(Extracted records)

--*--

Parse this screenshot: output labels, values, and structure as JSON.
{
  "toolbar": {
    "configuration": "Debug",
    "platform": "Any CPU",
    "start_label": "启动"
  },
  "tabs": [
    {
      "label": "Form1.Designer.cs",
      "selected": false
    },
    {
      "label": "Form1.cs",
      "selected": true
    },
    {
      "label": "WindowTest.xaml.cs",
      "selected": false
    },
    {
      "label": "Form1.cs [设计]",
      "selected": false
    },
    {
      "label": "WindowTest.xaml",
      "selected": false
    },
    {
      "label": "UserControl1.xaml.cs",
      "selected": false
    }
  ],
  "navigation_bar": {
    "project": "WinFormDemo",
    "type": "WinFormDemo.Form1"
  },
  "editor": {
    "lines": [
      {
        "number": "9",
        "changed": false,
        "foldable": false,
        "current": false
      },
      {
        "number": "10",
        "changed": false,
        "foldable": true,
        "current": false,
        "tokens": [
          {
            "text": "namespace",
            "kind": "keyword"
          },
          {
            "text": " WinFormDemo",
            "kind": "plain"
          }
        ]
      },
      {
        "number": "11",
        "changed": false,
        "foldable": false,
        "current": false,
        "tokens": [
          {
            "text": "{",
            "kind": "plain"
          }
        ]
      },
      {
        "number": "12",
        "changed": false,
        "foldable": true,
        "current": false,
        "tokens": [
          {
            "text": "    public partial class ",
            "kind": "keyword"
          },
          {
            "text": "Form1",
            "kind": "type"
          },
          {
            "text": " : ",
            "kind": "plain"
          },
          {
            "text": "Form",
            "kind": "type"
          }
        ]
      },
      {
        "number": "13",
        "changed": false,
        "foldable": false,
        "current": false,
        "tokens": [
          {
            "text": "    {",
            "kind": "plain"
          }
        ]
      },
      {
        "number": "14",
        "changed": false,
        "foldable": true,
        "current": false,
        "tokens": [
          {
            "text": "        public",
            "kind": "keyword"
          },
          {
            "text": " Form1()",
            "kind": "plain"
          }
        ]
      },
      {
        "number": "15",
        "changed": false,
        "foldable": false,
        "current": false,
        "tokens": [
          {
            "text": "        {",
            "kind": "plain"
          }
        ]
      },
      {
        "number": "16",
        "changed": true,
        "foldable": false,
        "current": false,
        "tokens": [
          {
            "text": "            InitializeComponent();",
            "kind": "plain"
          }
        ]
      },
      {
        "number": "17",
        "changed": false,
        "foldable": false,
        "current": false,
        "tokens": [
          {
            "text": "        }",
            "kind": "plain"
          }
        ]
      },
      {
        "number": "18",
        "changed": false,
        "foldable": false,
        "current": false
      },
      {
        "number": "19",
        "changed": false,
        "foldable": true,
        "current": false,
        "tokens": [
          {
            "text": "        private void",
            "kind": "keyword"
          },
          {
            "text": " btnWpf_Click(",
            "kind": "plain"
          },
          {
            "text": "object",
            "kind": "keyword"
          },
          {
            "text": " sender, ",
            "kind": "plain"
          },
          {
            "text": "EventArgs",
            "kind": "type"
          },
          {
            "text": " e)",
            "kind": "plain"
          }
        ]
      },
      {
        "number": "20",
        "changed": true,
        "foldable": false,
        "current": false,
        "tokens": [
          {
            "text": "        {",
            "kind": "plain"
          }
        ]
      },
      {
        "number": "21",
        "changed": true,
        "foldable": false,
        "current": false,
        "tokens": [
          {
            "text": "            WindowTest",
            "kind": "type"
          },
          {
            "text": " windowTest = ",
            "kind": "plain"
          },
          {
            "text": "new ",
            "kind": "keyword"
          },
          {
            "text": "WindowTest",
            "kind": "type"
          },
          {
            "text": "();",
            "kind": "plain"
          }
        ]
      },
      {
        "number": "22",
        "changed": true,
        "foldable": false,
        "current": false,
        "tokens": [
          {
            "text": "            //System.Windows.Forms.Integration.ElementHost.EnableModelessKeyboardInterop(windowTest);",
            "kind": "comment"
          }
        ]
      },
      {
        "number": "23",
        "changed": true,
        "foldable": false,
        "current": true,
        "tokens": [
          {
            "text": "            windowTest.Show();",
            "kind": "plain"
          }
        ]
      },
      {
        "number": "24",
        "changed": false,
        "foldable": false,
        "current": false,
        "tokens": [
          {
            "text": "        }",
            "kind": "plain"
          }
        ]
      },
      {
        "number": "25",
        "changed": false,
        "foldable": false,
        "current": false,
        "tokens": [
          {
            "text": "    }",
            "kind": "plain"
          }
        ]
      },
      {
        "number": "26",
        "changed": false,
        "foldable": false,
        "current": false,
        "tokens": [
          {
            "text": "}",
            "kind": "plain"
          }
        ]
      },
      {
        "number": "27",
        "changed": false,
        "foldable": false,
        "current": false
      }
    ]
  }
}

--*--

Write the whole listing out again. Keep every line exactly as it is.

* Answer to this problem:
Parse this screenshot: output labels, values, and structure as JSON.
{
  "toolbar": {
    "configuration": "Debug",
    "platform": "Any CPU",
    "start_label": "启动"
  },
  "tabs": [
    {
      "label": "Form1.Designer.cs",
      "selected": false
    },
    {
      "label": "Form1.cs",
      "selected": true
    },
    {
      "label": "WindowTest.xaml.cs",
      "selected": false
    },
    {
      "label": "Form1.cs [设计]",
      "selected": false
    },
    {
      "label": "WindowTest.xaml",
      "selected": false
    },
    {
      "label": "UserControl1.xaml.cs",
      "selected": false
    }
  ],
  "navigation_bar": {
    "project": "WinFormDemo",
    "type": "WinFormDemo.Form1"
  },
  "editor": {
    "lines": [
      {
        "number": "9",
        "changed": false,
        "foldable": false,
        "current": false
      },
      {
        "number": "10",
        "changed": false,
        "foldable": true,
        "current": false,
        "tokens": [
          {
            "text": "namespace",
            "kind": "keyword"
          },
          {
            "text": " WinFormDemo",
            "kind": "plain"
          }
        ]
      },
      {
        "number": "11",
        "changed": false,
        "foldable": false,
        "current": false,
        "tokens": [
          {
            "text": "{",
            "kind": "plain"
          }
        ]
      },
      {
        "number": "12",
        "changed": false,
        "foldable": true,
        "current": false,
        "tokens": [
          {
            "text": "    public partial class ",
            "kind": "keyword"
          },
          {
            "text": "Form1",
            "kind": "type"
          },
          {
            "text": " : ",
            "kind": "plain"
          },
          {
            "text": "Form",
            "kind": "type"
          }
        ]
      },
      {
        "number": "13",
        "changed": false,
        "foldable": false,
        "current": false,
        "tokens": [
          {
            "text": "    {",
            "kind": "plain"
          }
        ]
      },
      {
        "number": "14",
        "changed": false,
        "foldable": true,
        "current": false,
        "tokens": [
          {
            "text": "        public",
            "kind": "keyword"
          },
          {
            "text": " Form1()",
            "kind": "plain"
          }
        ]
      },
      {
        "number": "15",
        "changed": false,
        "foldable": false,
        "current": false,
        "tokens": [
          {
            "text": "        {",
            "kind": "plain"
          }
        ]
      },
      {
        "number": "16",
        "changed": true,
        "foldable": false,
        "current": false,
        "tokens": [
          {
            "text": "            InitializeComponent();",
            "kind": "plain"
          }
        ]
      },
      {
        "number": "17",
        "changed": false,
        "foldable": false,
        "current": false,
        "tokens": [
          {
            "text": "        }",
            "kind": "plain"
          }
        ]
      },
      {
        "number": "18",
        "changed": false,
        "foldable": false,
        "current": false
      },
      {
        "number": "19",
        "changed": false,
        "foldable": true,
        "current": false,
        "tokens": [
          {
            "text": "        private void",
            "kind": "keyword"
          },
          {
            "text": " btnWpf_Click(",
            "kind": "plain"
          },
          {
            "text": "object",
            "kind": "keyword"
          },
          {
            "text": " sender, ",
            "kind": "plain"
          },
          {
            "text": "EventArgs",
            "kind": "type"
          },
          {
            "text": " e)",
            "kind": "plain"
          }
        ]
      },
      {
        "number": "20",
        "changed": true,
        "foldable": false,
        "current": false,
        "tokens": [
          {
            "text": "        {",
            "kind": "plain"
          }
        ]
      },
      {
        "number": "21",
        "changed": true,
        "foldable": false,
        "current": false,
        "tokens": [
          {
            "text": "            WindowTest",
            "kind": "type"
          },
          {
            "text": " windowTest = ",
            "kind": "plain"
          },
          {
            "text": "new ",
            "kind": "keyword"
          },
          {
            "text": "WindowTest",
            "kind": "type"
          },
          {
            "text": "();",
            "kind": "plain"
          }
        ]
      },
      {
        "number": "22",
        "changed": true,
        "foldable": false,
        "current": false,
        "tokens": [
          {
            "text": "            //System.Windows.Forms.Integration.ElementHost.EnableModelessKeyboardInterop(windowTest);",
            "kind": "comment"
          }
        ]
      },
      {
        "number": "23",
        "changed": true,
        "foldable": false,
        "current": true,
        "tokens": [
          {
            "text": "            windowTest.Show();",
            "kind": "plain"
          }
        ]
      },
      {
        "number": "24",
        "changed": false,
        "foldable": false,
        "current": false,
        "tokens": [
          {
            "text": "        }",
            "kind": "plain"
          }
        ]
      },
      {
        "number": "25",
        "changed": false,
        "foldable": false,
        "current": false,
        "tokens": [
          {
            "text": "    }",
            "kind": "plain"
          }
        ]
      },
      {
        "number": "26",
        "changed": false,
        "foldable": false,
        "current": false,
        "tokens": [
          {
            "text": "}",
            "kind": "plain"
          }
        ]
      },
      {
        "number": "27",
        "changed": false,
        "foldable": false,
        "current": false
      }
    ]
  }
}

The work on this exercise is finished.